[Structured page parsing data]
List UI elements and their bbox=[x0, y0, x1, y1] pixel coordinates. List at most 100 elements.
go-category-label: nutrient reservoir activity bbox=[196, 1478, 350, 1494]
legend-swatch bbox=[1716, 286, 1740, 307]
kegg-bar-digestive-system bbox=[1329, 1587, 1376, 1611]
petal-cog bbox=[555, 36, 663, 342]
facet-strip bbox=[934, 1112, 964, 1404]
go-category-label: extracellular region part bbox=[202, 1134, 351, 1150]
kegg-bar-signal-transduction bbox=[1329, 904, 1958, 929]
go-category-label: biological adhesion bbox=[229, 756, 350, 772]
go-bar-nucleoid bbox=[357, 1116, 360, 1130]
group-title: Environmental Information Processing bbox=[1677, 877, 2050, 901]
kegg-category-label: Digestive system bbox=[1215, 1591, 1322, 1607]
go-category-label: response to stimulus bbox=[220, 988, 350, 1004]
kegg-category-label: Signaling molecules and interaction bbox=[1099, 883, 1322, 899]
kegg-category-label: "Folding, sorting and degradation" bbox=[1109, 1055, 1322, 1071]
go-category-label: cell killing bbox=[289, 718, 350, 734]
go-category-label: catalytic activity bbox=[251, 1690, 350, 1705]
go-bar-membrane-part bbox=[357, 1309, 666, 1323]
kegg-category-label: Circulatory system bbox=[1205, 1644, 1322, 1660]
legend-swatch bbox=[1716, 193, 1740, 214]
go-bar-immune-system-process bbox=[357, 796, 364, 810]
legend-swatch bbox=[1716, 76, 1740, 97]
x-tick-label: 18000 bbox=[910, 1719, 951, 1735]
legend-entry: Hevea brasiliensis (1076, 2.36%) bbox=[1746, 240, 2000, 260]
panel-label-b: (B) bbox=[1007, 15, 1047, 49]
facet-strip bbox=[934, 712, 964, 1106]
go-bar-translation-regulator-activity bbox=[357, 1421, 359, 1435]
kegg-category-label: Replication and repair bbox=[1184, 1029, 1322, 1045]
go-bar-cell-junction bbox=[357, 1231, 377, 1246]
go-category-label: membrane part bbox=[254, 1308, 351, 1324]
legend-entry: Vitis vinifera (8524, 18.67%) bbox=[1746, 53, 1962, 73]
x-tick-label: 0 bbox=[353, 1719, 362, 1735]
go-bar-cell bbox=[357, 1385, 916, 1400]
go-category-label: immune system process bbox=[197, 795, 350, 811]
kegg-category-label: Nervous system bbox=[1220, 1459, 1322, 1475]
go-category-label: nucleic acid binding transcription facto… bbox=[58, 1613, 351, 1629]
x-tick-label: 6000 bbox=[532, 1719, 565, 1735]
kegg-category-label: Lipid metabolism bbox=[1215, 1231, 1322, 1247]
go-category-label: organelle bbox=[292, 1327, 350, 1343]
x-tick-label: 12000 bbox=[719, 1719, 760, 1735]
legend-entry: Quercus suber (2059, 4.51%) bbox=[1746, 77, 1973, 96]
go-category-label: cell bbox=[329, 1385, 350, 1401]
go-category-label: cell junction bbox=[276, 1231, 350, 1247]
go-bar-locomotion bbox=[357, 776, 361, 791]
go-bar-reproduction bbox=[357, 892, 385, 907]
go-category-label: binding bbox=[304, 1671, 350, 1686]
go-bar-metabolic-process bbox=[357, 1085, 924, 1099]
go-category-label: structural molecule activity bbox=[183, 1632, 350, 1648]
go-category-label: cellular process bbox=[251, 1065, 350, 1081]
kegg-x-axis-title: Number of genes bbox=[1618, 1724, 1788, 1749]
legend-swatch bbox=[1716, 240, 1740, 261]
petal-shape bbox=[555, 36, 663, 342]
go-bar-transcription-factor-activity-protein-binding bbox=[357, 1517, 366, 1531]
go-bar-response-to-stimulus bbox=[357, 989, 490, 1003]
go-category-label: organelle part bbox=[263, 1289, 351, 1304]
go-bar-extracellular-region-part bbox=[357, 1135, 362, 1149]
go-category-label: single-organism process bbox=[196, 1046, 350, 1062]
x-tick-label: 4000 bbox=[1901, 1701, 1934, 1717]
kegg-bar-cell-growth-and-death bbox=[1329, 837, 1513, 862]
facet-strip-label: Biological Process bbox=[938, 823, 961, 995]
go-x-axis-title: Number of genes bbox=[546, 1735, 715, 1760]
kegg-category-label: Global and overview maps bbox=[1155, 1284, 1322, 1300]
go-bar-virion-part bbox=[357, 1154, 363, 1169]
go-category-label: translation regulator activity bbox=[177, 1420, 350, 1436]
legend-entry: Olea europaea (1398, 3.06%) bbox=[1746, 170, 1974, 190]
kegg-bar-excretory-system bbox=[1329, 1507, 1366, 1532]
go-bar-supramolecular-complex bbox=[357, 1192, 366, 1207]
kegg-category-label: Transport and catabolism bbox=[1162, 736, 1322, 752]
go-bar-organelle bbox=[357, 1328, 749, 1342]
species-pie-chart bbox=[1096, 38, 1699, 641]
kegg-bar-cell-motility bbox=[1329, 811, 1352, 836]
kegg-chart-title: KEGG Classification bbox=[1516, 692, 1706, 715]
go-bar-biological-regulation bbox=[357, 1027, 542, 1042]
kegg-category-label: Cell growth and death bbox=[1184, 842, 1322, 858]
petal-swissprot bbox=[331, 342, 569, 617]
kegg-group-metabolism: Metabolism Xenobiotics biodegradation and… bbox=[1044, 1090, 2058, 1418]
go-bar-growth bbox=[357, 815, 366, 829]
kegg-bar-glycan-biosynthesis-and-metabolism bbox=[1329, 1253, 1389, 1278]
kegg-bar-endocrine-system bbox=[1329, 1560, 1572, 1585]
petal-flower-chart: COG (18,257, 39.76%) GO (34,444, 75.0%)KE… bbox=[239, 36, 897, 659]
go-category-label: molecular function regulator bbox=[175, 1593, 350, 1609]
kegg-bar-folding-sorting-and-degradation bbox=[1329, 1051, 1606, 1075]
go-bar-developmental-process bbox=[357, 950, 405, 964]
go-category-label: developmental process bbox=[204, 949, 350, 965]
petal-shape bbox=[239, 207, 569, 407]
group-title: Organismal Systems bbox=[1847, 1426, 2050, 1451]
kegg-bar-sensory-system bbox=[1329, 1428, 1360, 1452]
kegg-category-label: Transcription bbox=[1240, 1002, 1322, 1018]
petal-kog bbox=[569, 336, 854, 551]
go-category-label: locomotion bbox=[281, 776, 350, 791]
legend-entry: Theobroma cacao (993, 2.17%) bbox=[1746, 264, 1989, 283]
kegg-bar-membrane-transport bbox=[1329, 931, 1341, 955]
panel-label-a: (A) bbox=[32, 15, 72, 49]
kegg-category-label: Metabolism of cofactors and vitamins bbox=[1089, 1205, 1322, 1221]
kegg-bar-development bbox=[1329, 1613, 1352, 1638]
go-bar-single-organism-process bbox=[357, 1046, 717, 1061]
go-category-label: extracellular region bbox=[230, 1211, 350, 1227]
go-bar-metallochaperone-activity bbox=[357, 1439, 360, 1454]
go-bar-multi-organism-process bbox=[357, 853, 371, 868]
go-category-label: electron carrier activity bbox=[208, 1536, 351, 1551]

WORK REQUEST: Print the records above exactly as they appear.

EXERCISE RESULT:
List UI elements and their bbox=[x0, y0, x1, y1] pixel coordinates. List at most 100 elements.
go-category-label: nutrient reservoir activity bbox=[196, 1478, 350, 1494]
legend-swatch bbox=[1716, 286, 1740, 307]
kegg-bar-digestive-system bbox=[1329, 1587, 1376, 1611]
petal-cog bbox=[555, 36, 663, 342]
facet-strip bbox=[934, 1112, 964, 1404]
go-category-label: extracellular region part bbox=[202, 1134, 351, 1150]
kegg-bar-signal-transduction bbox=[1329, 904, 1958, 929]
go-category-label: biological adhesion bbox=[229, 756, 350, 772]
go-bar-nucleoid bbox=[357, 1116, 360, 1130]
group-title: Environmental Information Processing bbox=[1677, 877, 2050, 901]
kegg-category-label: Digestive system bbox=[1215, 1591, 1322, 1607]
go-category-label: response to stimulus bbox=[220, 988, 350, 1004]
kegg-category-label: Signaling molecules and interaction bbox=[1099, 883, 1322, 899]
kegg-category-label: "Folding, sorting and degradation" bbox=[1109, 1055, 1322, 1071]
go-category-label: cell killing bbox=[289, 718, 350, 734]
go-category-label: catalytic activity bbox=[251, 1690, 350, 1705]
go-bar-membrane-part bbox=[357, 1309, 666, 1323]
kegg-category-label: Circulatory system bbox=[1205, 1644, 1322, 1660]
legend-swatch bbox=[1716, 193, 1740, 214]
go-bar-immune-system-process bbox=[357, 796, 364, 810]
legend-swatch bbox=[1716, 76, 1740, 97]
x-tick-label: 18000 bbox=[910, 1719, 951, 1735]
legend-entry: Hevea brasiliensis (1076, 2.36%) bbox=[1746, 240, 2000, 260]
panel-label-b: (B) bbox=[1007, 15, 1047, 49]
facet-strip bbox=[934, 712, 964, 1106]
go-bar-translation-regulator-activity bbox=[357, 1421, 359, 1435]
kegg-category-label: Replication and repair bbox=[1184, 1029, 1322, 1045]
go-bar-cell-junction bbox=[357, 1231, 377, 1246]
go-category-label: membrane part bbox=[254, 1308, 351, 1324]
legend-entry: Vitis vinifera (8524, 18.67%) bbox=[1746, 53, 1962, 73]
x-tick-label: 0 bbox=[353, 1719, 362, 1735]
go-bar-cell bbox=[357, 1385, 916, 1400]
go-category-label: immune system process bbox=[197, 795, 350, 811]
kegg-category-label: Nervous system bbox=[1220, 1459, 1322, 1475]
go-category-label: nucleic acid binding transcription facto… bbox=[58, 1613, 351, 1629]
x-tick-label: 6000 bbox=[532, 1719, 565, 1735]
kegg-category-label: Lipid metabolism bbox=[1215, 1231, 1322, 1247]
go-category-label: organelle bbox=[292, 1327, 350, 1343]
x-tick-label: 12000 bbox=[719, 1719, 760, 1735]
legend-entry: Quercus suber (2059, 4.51%) bbox=[1746, 77, 1973, 96]
go-category-label: cell bbox=[329, 1385, 350, 1401]
go-category-label: cell junction bbox=[276, 1231, 350, 1247]
go-bar-locomotion bbox=[357, 776, 361, 791]
go-bar-reproduction bbox=[357, 892, 385, 907]
go-category-label: binding bbox=[304, 1671, 350, 1686]
go-bar-metabolic-process bbox=[357, 1085, 924, 1099]
go-category-label: structural molecule activity bbox=[183, 1632, 350, 1648]
go-category-label: cellular process bbox=[251, 1065, 350, 1081]
kegg-x-axis-title: Number of genes bbox=[1618, 1724, 1788, 1749]
legend-swatch bbox=[1716, 240, 1740, 261]
petal-shape bbox=[555, 36, 663, 342]
go-bar-transcription-factor-activity-protein-binding bbox=[357, 1517, 366, 1531]
go-bar-response-to-stimulus bbox=[357, 989, 490, 1003]
go-category-label: organelle part bbox=[263, 1289, 351, 1304]
go-bar-extracellular-region-part bbox=[357, 1135, 362, 1149]
go-category-label: single-organism process bbox=[196, 1046, 350, 1062]
x-tick-label: 4000 bbox=[1901, 1701, 1934, 1717]
kegg-bar-cell-growth-and-death bbox=[1329, 837, 1513, 862]
facet-strip-label: Biological Process bbox=[938, 823, 961, 995]
go-x-axis-title: Number of genes bbox=[546, 1735, 715, 1760]
kegg-category-label: Global and overview maps bbox=[1155, 1284, 1322, 1300]
go-bar-virion-part bbox=[357, 1154, 363, 1169]
go-category-label: translation regulator activity bbox=[177, 1420, 350, 1436]
legend-entry: Olea europaea (1398, 3.06%) bbox=[1746, 170, 1974, 190]
kegg-bar-excretory-system bbox=[1329, 1507, 1366, 1532]
go-bar-supramolecular-complex bbox=[357, 1192, 366, 1207]
kegg-category-label: Transport and catabolism bbox=[1162, 736, 1322, 752]
go-bar-organelle bbox=[357, 1328, 749, 1342]
species-pie-chart bbox=[1096, 38, 1699, 641]
kegg-bar-cell-motility bbox=[1329, 811, 1352, 836]
kegg-chart-title: KEGG Classification bbox=[1516, 692, 1706, 715]
go-bar-biological-regulation bbox=[357, 1027, 542, 1042]
kegg-category-label: Cell growth and death bbox=[1184, 842, 1322, 858]
petal-swissprot bbox=[331, 342, 569, 617]
kegg-group-metabolism: Metabolism Xenobiotics biodegradation and… bbox=[1044, 1090, 2058, 1418]
go-bar-growth bbox=[357, 815, 366, 829]
kegg-bar-glycan-biosynthesis-and-metabolism bbox=[1329, 1253, 1389, 1278]
kegg-bar-endocrine-system bbox=[1329, 1560, 1572, 1585]
petal-flower-chart: COG (18,257, 39.76%) GO (34,444, 75.0%)KE… bbox=[239, 36, 897, 659]
go-category-label: molecular function regulator bbox=[175, 1593, 350, 1609]
kegg-bar-folding-sorting-and-degradation bbox=[1329, 1051, 1606, 1075]
go-bar-developmental-process bbox=[357, 950, 405, 964]
go-category-label: developmental process bbox=[204, 949, 350, 965]
petal-shape bbox=[239, 207, 569, 407]
group-title: Organismal Systems bbox=[1847, 1426, 2050, 1451]
kegg-bar-sensory-system bbox=[1329, 1428, 1360, 1452]
kegg-category-label: Transcription bbox=[1240, 1002, 1322, 1018]
petal-kog bbox=[569, 336, 854, 551]
go-category-label: locomotion bbox=[281, 776, 350, 791]
legend-entry: Theobroma cacao (993, 2.17%) bbox=[1746, 264, 1989, 283]
kegg-bar-membrane-transport bbox=[1329, 931, 1341, 955]
panel-label-a: (A) bbox=[32, 15, 72, 49]
kegg-category-label: Metabolism of cofactors and vitamins bbox=[1089, 1205, 1322, 1221]
kegg-bar-development bbox=[1329, 1613, 1352, 1638]
go-bar-single-organism-process bbox=[357, 1046, 717, 1061]
go-category-label: extracellular region bbox=[230, 1211, 350, 1227]
go-bar-metallochaperone-activity bbox=[357, 1439, 360, 1454]
go-bar-multi-organism-process bbox=[357, 853, 371, 868]
go-category-label: electron carrier activity bbox=[208, 1536, 351, 1551]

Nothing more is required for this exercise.